* **Exercise requirements**
Show, in full, each line of the data that contains "pražském".

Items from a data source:
__________________________________________________

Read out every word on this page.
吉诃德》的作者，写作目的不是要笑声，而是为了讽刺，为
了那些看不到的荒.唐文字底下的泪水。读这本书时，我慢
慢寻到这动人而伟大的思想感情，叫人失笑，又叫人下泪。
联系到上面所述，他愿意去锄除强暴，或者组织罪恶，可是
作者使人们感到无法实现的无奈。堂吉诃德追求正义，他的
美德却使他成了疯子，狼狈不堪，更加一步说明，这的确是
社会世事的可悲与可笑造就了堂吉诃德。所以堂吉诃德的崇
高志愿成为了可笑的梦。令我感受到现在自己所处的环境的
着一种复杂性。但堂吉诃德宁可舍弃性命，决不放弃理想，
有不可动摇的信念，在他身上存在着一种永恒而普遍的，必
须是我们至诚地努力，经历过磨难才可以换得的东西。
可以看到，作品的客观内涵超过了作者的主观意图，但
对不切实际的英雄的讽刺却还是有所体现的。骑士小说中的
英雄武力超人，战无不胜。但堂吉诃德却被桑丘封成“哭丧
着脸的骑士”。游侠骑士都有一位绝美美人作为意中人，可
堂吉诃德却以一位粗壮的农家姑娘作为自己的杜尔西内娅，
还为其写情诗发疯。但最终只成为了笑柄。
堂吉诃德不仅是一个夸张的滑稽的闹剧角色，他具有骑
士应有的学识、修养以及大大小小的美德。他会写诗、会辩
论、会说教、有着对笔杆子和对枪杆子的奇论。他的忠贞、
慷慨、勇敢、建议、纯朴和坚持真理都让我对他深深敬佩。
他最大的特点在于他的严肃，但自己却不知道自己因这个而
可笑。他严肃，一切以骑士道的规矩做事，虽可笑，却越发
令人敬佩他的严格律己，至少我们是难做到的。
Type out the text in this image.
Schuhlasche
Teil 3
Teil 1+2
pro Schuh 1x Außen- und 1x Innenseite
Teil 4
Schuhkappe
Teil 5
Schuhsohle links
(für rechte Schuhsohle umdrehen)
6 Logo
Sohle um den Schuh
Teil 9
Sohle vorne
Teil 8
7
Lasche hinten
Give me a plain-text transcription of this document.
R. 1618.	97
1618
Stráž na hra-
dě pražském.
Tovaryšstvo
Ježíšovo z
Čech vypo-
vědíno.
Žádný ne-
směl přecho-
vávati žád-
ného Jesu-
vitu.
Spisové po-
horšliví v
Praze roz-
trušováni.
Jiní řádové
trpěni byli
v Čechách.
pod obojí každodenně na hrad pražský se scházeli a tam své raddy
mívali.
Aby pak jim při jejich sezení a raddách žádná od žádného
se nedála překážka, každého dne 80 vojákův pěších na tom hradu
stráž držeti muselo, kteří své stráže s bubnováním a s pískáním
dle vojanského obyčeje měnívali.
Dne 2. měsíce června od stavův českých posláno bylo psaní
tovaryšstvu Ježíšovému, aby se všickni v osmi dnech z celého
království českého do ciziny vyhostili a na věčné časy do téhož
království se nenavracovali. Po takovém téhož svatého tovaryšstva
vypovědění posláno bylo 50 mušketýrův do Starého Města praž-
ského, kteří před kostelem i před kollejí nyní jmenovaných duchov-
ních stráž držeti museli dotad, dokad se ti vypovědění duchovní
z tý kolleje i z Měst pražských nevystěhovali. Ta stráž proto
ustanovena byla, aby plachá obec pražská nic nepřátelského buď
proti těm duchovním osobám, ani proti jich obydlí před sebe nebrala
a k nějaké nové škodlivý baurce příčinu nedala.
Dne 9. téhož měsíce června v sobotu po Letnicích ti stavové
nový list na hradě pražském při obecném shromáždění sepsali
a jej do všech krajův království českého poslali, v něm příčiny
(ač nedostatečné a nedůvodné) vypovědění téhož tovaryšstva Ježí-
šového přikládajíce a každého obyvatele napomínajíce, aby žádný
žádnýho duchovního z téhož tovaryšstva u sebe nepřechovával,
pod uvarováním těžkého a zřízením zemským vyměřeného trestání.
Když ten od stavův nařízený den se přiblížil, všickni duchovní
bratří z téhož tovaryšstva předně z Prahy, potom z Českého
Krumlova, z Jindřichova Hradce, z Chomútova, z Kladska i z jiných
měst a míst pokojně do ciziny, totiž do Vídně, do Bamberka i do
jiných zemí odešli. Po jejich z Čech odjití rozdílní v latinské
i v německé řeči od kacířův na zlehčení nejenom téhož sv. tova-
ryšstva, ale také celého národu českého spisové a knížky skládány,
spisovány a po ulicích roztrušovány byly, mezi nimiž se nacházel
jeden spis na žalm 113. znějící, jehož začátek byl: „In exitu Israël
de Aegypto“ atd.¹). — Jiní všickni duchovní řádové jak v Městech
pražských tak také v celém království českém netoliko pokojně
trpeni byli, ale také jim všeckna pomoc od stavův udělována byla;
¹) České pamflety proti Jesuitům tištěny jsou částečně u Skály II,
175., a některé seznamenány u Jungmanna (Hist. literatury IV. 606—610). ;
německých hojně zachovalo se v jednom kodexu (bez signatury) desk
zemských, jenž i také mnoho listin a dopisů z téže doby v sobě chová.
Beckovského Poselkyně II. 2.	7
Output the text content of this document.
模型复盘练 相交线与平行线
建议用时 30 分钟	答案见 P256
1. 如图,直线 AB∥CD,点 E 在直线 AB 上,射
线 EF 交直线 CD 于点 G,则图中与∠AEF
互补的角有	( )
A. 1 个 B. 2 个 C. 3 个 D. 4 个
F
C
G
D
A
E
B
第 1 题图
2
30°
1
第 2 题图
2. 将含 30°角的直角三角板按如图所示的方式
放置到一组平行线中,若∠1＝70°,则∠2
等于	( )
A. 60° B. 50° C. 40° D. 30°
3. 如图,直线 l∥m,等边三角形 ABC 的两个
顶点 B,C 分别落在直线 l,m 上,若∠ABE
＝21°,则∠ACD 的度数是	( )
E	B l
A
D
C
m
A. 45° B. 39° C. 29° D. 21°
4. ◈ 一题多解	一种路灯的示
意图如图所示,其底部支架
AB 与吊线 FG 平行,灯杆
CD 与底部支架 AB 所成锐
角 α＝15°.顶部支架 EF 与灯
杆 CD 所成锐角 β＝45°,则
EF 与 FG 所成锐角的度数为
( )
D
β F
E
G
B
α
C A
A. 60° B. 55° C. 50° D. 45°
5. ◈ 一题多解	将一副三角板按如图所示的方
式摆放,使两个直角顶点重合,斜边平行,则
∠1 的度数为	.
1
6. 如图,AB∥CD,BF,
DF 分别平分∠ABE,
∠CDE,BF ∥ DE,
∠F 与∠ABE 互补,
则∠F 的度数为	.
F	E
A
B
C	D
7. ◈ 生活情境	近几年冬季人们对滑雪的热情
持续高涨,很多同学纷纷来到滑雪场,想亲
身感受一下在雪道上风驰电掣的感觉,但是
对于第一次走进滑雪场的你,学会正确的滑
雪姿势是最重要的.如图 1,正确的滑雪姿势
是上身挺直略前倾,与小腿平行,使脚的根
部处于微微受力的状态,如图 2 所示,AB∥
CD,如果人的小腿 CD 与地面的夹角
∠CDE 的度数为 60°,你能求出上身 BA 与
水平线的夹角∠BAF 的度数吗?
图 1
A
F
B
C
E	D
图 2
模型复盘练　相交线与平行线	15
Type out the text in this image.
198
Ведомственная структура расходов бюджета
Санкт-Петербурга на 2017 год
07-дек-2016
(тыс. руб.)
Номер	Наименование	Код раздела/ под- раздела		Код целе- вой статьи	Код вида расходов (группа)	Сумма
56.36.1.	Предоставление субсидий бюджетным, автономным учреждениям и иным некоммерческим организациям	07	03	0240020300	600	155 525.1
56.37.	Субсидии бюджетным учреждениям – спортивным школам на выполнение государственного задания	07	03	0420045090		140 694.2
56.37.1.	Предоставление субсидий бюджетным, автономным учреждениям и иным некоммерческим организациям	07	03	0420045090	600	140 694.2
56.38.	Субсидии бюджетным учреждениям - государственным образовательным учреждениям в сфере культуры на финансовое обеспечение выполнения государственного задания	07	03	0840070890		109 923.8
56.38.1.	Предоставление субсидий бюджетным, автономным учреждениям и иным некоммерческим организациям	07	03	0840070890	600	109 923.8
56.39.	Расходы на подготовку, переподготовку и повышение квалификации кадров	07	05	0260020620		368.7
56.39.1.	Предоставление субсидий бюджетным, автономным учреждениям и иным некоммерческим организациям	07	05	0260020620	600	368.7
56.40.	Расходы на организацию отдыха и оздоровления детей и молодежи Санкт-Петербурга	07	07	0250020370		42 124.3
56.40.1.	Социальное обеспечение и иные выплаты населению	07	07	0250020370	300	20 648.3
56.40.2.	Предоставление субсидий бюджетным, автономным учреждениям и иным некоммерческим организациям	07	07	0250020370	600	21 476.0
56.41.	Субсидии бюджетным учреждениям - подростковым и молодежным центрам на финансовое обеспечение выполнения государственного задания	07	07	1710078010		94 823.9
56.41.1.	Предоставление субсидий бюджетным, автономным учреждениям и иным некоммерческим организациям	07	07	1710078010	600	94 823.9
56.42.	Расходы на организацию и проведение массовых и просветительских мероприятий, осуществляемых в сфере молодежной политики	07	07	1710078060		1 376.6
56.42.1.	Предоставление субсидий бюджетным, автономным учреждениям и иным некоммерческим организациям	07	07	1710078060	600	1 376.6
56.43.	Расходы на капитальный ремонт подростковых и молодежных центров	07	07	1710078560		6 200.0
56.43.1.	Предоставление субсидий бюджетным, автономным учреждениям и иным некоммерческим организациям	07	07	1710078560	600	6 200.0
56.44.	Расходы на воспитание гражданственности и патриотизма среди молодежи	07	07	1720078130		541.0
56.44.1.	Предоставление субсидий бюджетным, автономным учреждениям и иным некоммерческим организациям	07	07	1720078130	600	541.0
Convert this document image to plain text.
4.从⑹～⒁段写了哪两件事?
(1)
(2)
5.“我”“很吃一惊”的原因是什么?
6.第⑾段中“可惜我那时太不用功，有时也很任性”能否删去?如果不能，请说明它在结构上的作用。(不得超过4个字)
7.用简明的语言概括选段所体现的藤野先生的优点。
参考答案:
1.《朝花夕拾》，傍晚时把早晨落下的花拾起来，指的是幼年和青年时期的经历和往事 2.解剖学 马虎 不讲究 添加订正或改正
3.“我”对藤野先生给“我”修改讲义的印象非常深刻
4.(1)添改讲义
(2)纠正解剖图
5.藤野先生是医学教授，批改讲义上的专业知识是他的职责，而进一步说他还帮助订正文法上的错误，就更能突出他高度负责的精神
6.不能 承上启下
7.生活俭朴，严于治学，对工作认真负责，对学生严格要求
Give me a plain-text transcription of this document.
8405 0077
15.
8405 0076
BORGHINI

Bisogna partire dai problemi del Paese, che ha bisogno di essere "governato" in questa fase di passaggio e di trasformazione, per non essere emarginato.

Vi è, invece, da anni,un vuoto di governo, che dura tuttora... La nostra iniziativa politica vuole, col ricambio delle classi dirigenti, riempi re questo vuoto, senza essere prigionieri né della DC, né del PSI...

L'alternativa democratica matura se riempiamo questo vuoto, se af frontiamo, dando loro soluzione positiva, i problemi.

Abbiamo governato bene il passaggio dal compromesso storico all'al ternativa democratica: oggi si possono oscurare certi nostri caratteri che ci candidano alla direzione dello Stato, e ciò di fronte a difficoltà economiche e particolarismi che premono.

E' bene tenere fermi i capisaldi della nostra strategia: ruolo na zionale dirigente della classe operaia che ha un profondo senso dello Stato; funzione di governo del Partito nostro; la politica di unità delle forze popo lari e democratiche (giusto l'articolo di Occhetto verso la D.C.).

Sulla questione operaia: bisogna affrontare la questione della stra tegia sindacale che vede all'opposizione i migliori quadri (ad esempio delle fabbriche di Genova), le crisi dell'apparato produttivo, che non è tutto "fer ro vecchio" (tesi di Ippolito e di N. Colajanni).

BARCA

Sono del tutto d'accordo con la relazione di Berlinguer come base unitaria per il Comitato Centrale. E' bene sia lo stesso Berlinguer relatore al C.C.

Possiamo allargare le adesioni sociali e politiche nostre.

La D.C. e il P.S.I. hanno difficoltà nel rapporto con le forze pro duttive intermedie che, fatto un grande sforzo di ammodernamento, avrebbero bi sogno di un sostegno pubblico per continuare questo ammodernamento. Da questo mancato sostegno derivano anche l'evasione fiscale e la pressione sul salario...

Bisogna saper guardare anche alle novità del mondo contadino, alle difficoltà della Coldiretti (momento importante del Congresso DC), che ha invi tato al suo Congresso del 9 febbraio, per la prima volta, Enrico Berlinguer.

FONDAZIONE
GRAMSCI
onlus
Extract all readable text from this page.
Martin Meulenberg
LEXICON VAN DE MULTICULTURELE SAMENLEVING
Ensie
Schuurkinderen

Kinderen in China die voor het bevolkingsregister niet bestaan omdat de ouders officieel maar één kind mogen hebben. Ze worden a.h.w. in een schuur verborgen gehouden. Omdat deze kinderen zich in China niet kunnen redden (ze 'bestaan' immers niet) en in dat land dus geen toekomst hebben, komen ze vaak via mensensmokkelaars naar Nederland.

__________________________________________________

* **Result for this task**
dě pražském.
nový list na hradě pražském při obecném shromáždění sepsali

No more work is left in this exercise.